• Directions: From the line with "Extract the structured" down to the final line of the material below, quote every line exactly and leave out all lines before it.

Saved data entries
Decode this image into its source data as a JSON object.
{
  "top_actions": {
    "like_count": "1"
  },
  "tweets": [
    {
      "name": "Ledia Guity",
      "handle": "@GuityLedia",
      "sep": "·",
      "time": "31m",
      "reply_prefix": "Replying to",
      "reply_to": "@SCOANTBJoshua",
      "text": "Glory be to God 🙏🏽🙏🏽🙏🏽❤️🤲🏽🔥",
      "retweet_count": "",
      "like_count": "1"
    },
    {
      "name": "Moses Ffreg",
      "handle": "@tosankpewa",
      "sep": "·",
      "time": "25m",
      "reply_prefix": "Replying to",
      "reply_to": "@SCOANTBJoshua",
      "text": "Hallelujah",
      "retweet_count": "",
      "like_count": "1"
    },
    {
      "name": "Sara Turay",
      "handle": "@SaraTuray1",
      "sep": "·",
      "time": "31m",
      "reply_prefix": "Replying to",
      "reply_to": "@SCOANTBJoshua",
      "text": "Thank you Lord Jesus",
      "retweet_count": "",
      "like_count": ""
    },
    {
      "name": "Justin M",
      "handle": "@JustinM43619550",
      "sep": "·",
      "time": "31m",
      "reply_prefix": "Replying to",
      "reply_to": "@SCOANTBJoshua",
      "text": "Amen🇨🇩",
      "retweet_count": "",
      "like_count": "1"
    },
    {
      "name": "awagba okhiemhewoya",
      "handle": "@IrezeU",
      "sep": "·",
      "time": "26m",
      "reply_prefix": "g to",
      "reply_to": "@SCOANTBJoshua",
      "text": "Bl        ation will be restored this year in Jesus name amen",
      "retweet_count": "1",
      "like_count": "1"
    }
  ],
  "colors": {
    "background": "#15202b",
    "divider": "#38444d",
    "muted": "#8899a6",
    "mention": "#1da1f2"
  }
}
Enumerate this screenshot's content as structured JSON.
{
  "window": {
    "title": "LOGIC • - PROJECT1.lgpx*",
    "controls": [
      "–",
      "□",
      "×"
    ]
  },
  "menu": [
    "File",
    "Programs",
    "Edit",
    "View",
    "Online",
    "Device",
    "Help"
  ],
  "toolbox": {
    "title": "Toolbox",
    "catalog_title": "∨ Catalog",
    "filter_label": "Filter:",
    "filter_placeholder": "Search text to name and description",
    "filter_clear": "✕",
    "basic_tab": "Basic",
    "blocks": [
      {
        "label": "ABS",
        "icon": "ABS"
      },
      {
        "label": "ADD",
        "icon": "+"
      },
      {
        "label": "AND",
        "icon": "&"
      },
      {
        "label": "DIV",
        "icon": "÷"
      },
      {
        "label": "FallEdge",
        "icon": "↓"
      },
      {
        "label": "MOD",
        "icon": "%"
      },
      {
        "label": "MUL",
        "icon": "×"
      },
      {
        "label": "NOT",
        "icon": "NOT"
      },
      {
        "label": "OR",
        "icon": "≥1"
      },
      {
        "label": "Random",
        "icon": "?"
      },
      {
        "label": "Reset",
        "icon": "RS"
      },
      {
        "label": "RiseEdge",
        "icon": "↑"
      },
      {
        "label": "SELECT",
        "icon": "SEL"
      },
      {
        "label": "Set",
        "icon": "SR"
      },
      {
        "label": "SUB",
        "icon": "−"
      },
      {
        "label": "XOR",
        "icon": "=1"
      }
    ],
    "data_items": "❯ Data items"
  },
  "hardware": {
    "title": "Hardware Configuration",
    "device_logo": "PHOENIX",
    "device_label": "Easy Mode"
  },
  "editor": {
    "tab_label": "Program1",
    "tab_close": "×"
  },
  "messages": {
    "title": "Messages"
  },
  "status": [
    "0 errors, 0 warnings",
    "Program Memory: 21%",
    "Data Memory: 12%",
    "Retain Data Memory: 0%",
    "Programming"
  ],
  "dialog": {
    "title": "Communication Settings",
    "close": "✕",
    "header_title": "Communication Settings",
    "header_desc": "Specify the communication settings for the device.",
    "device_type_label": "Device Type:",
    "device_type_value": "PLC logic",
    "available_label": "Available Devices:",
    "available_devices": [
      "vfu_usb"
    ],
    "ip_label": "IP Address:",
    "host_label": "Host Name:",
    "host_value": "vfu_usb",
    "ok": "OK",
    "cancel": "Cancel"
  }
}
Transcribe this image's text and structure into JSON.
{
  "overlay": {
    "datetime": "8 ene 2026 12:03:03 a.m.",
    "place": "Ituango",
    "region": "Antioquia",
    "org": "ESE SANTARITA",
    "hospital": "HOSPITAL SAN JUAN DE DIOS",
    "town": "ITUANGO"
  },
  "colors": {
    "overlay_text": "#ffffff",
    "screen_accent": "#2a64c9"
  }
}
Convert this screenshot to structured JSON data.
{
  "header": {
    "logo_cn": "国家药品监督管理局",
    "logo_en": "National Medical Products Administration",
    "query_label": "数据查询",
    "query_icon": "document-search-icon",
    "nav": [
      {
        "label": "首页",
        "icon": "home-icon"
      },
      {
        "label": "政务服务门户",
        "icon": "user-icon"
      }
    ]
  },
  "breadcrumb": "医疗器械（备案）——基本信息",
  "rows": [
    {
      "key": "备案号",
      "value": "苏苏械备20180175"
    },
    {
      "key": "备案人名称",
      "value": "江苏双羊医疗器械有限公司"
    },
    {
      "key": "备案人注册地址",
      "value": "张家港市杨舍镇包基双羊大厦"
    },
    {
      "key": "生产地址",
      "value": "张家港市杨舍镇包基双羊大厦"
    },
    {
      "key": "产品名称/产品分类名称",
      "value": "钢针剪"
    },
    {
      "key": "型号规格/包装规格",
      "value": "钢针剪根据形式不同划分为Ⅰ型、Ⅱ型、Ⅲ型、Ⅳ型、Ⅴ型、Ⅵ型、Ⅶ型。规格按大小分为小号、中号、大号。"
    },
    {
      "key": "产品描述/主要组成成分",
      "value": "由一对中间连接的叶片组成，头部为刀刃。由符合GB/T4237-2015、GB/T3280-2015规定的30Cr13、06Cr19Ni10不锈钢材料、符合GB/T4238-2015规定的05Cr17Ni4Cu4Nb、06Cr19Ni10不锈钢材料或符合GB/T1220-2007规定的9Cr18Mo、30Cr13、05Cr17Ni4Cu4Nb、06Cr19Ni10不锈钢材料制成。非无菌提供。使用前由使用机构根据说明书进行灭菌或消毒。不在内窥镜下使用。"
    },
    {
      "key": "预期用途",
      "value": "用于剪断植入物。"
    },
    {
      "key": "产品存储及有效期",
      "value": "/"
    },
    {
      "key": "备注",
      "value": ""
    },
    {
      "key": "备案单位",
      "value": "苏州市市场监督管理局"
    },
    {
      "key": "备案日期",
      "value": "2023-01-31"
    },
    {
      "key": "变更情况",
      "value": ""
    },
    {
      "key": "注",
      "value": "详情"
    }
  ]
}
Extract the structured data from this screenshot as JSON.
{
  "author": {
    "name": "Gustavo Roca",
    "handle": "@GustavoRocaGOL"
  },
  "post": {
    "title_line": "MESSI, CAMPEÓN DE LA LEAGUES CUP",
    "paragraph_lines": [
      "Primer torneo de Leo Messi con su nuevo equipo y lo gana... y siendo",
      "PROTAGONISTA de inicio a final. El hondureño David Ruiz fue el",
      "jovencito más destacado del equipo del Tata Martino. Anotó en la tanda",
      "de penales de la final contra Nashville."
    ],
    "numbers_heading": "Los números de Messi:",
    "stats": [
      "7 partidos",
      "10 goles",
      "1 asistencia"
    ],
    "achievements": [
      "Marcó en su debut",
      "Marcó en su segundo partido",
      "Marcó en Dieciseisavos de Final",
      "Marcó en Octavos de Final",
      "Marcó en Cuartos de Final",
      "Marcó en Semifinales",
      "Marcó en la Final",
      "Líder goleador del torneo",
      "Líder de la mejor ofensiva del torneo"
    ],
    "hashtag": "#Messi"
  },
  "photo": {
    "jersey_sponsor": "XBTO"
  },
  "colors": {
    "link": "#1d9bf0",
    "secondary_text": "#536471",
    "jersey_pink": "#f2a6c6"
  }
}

• Result below:
Extract the structured data from this screenshot as JSON.
{
  "author": {
    "name": "Gustavo Roca",
    "handle": "@GustavoRocaGOL"
  },
  "post": {
    "title_line": "MESSI, CAMPEÓN DE LA LEAGUES CUP",
    "paragraph_lines": [
      "Primer torneo de Leo Messi con su nuevo equipo y lo gana... y siendo",
      "PROTAGONISTA de inicio a final. El hondureño David Ruiz fue el",
      "jovencito más destacado del equipo del Tata Martino. Anotó en la tanda",
      "de penales de la final contra Nashville."
    ],
    "numbers_heading": "Los números de Messi:",
    "stats": [
      "7 partidos",
      "10 goles",
      "1 asistencia"
    ],
    "achievements": [
      "Marcó en su debut",
      "Marcó en su segundo partido",
      "Marcó en Dieciseisavos de Final",
      "Marcó en Octavos de Final",
      "Marcó en Cuartos de Final",
      "Marcó en Semifinales",
      "Marcó en la Final",
      "Líder goleador del torneo",
      "Líder de la mejor ofensiva del torneo"
    ],
    "hashtag": "#Messi"
  },
  "photo": {
    "jersey_sponsor": "XBTO"
  },
  "colors": {
    "link": "#1d9bf0",
    "secondary_text": "#536471",
    "jersey_pink": "#f2a6c6"
  }
}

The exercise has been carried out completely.